Update the items from the first line through the line that contains "epd-value-w-index: +44 bbox=[621, 798, 724, 853]", changing every "epd-value" to "epd-figure" and keeping everything else the same.

-- begin --

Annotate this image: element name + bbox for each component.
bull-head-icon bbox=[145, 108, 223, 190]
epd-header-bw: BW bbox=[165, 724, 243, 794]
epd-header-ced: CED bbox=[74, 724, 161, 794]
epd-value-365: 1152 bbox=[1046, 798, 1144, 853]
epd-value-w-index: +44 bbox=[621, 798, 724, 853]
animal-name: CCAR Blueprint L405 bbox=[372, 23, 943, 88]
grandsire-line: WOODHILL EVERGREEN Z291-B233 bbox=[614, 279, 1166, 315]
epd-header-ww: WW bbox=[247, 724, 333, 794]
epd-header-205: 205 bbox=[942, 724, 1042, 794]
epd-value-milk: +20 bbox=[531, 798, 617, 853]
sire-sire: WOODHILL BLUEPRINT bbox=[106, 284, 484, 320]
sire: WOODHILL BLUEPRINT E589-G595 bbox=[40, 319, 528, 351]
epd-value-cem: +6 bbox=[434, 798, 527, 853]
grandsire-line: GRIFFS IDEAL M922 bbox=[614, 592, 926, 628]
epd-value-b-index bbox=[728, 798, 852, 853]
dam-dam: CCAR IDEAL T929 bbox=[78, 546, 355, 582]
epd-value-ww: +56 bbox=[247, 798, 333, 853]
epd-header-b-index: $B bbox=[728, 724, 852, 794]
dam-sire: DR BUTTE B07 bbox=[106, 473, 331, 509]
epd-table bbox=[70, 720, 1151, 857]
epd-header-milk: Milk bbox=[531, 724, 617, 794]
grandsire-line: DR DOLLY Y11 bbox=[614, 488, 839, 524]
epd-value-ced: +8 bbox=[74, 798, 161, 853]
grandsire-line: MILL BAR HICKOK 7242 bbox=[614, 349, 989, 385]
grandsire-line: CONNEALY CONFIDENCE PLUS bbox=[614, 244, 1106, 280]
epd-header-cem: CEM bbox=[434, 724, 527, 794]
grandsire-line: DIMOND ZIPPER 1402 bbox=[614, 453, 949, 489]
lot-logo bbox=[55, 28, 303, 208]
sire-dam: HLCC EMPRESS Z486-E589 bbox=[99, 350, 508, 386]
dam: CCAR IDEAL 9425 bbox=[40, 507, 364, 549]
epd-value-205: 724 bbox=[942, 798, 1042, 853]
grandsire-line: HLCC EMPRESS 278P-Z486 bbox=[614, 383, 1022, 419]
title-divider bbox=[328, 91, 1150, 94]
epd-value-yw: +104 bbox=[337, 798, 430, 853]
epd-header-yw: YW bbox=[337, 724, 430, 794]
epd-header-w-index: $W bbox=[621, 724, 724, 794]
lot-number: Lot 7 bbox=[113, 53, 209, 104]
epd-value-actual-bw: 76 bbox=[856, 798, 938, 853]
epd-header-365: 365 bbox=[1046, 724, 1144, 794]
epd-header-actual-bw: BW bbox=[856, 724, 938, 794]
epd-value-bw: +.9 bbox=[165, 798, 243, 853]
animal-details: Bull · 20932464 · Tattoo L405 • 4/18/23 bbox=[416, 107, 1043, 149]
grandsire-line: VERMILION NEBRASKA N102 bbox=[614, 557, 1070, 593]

-- end --

[RESPONSE TO THE EXERCISE]:
Annotate this image: element name + bbox for each component.
bull-head-icon bbox=[145, 108, 223, 190]
epd-header-bw: BW bbox=[165, 724, 243, 794]
epd-header-ced: CED bbox=[74, 724, 161, 794]
epd-figure-365: 1152 bbox=[1046, 798, 1144, 853]
epd-figure-w-index: +44 bbox=[621, 798, 724, 853]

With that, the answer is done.